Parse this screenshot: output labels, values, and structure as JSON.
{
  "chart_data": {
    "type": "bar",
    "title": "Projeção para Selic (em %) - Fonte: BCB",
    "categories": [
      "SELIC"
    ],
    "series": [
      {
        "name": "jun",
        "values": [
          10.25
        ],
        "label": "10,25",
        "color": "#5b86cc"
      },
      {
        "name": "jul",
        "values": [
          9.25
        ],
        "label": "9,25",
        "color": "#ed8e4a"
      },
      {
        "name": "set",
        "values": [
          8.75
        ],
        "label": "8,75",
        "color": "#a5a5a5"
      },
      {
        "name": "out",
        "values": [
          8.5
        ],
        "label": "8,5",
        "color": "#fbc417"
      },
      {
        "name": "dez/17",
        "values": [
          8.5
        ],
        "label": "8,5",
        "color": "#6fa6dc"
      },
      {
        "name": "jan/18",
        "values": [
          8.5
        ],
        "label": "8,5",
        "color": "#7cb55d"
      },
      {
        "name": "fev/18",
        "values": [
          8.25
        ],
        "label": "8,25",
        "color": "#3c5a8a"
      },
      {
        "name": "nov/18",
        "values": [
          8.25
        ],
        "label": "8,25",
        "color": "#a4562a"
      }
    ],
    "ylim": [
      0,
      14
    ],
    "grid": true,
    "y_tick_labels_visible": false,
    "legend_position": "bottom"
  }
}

WRITTEN PROBLEM
Set down every line of the listing above again, exactly as given.

THE COMPLETED TASK
Parse this screenshot: output labels, values, and structure as JSON.
{
  "chart_data": {
    "type": "bar",
    "title": "Projeção para Selic (em %) - Fonte: BCB",
    "categories": [
      "SELIC"
    ],
    "series": [
      {
        "name": "jun",
        "values": [
          10.25
        ],
        "label": "10,25",
        "color": "#5b86cc"
      },
      {
        "name": "jul",
        "values": [
          9.25
        ],
        "label": "9,25",
        "color": "#ed8e4a"
      },
      {
        "name": "set",
        "values": [
          8.75
        ],
        "label": "8,75",
        "color": "#a5a5a5"
      },
      {
        "name": "out",
        "values": [
          8.5
        ],
        "label": "8,5",
        "color": "#fbc417"
      },
      {
        "name": "dez/17",
        "values": [
          8.5
        ],
        "label": "8,5",
        "color": "#6fa6dc"
      },
      {
        "name": "jan/18",
        "values": [
          8.5
        ],
        "label": "8,5",
        "color": "#7cb55d"
      },
      {
        "name": "fev/18",
        "values": [
          8.25
        ],
        "label": "8,25",
        "color": "#3c5a8a"
      },
      {
        "name": "nov/18",
        "values": [
          8.25
        ],
        "label": "8,25",
        "color": "#a4562a"
      }
    ],
    "ylim": [
      0,
      14
    ],
    "grid": true,
    "y_tick_labels_visible": false,
    "legend_position": "bottom"
  }
}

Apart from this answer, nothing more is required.